== SUPPLIED ENTRIES ==
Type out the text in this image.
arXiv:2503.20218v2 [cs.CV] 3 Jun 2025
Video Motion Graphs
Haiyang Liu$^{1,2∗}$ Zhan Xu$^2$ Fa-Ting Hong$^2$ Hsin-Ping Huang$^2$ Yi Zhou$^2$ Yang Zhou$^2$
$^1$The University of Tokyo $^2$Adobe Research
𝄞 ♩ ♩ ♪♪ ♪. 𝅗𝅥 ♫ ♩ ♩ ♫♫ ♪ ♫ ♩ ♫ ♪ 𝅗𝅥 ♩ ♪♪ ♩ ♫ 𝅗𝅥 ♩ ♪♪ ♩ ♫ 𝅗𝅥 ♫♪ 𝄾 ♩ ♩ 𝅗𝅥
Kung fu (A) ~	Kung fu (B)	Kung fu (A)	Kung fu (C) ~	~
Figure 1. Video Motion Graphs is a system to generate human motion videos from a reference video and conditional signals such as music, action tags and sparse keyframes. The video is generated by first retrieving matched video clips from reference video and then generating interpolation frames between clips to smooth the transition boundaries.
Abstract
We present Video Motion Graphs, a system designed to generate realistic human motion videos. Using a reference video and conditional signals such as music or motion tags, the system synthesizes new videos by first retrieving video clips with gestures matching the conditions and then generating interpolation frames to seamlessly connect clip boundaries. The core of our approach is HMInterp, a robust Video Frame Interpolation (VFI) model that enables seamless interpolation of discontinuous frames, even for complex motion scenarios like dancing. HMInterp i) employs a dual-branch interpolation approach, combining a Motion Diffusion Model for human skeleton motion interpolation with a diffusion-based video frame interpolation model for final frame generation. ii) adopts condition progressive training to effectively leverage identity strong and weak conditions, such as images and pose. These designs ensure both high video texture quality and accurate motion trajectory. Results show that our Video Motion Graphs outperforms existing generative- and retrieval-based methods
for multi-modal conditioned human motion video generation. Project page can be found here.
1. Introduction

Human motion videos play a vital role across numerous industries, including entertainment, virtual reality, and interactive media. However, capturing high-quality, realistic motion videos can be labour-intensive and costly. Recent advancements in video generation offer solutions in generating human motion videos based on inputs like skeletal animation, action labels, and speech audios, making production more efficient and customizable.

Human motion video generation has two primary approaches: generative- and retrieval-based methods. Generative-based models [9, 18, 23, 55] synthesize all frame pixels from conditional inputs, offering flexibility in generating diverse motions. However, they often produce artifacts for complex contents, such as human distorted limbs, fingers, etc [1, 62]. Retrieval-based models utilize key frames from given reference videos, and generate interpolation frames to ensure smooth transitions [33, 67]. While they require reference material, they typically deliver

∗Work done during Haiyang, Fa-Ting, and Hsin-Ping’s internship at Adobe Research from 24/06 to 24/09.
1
===
REQUIREMENTS
Go through the records above and set each one down exactly, please.

EXERCISE SOLUTION
Type out the text in this image.
arXiv:2503.20218v2 [cs.CV] 3 Jun 2025
Video Motion Graphs
Haiyang Liu$^{1,2∗}$ Zhan Xu$^2$ Fa-Ting Hong$^2$ Hsin-Ping Huang$^2$ Yi Zhou$^2$ Yang Zhou$^2$
$^1$The University of Tokyo $^2$Adobe Research
𝄞 ♩ ♩ ♪♪ ♪. 𝅗𝅥 ♫ ♩ ♩ ♫♫ ♪ ♫ ♩ ♫ ♪ 𝅗𝅥 ♩ ♪♪ ♩ ♫ 𝅗𝅥 ♩ ♪♪ ♩ ♫ 𝅗𝅥 ♫♪ 𝄾 ♩ ♩ 𝅗𝅥
Kung fu (A) ~	Kung fu (B)	Kung fu (A)	Kung fu (C) ~	~
Figure 1. Video Motion Graphs is a system to generate human motion videos from a reference video and conditional signals such as music, action tags and sparse keyframes. The video is generated by first retrieving matched video clips from reference video and then generating interpolation frames between clips to smooth the transition boundaries.
Abstract
We present Video Motion Graphs, a system designed to generate realistic human motion videos. Using a reference video and conditional signals such as music or motion tags, the system synthesizes new videos by first retrieving video clips with gestures matching the conditions and then generating interpolation frames to seamlessly connect clip boundaries. The core of our approach is HMInterp, a robust Video Frame Interpolation (VFI) model that enables seamless interpolation of discontinuous frames, even for complex motion scenarios like dancing. HMInterp i) employs a dual-branch interpolation approach, combining a Motion Diffusion Model for human skeleton motion interpolation with a diffusion-based video frame interpolation model for final frame generation. ii) adopts condition progressive training to effectively leverage identity strong and weak conditions, such as images and pose. These designs ensure both high video texture quality and accurate motion trajectory. Results show that our Video Motion Graphs outperforms existing generative- and retrieval-based methods
for multi-modal conditioned human motion video generation. Project page can be found here.
1. Introduction

Human motion videos play a vital role across numerous industries, including entertainment, virtual reality, and interactive media. However, capturing high-quality, realistic motion videos can be labour-intensive and costly. Recent advancements in video generation offer solutions in generating human motion videos based on inputs like skeletal animation, action labels, and speech audios, making production more efficient and customizable.

Human motion video generation has two primary approaches: generative- and retrieval-based methods. Generative-based models [9, 18, 23, 55] synthesize all frame pixels from conditional inputs, offering flexibility in generating diverse motions. However, they often produce artifacts for complex contents, such as human distorted limbs, fingers, etc [1, 62]. Retrieval-based models utilize key frames from given reference videos, and generate interpolation frames to ensure smooth transitions [33, 67]. While they require reference material, they typically deliver

∗Work done during Haiyang, Fa-Ting, and Hsin-Ping’s internship at Adobe Research from 24/06 to 24/09.
1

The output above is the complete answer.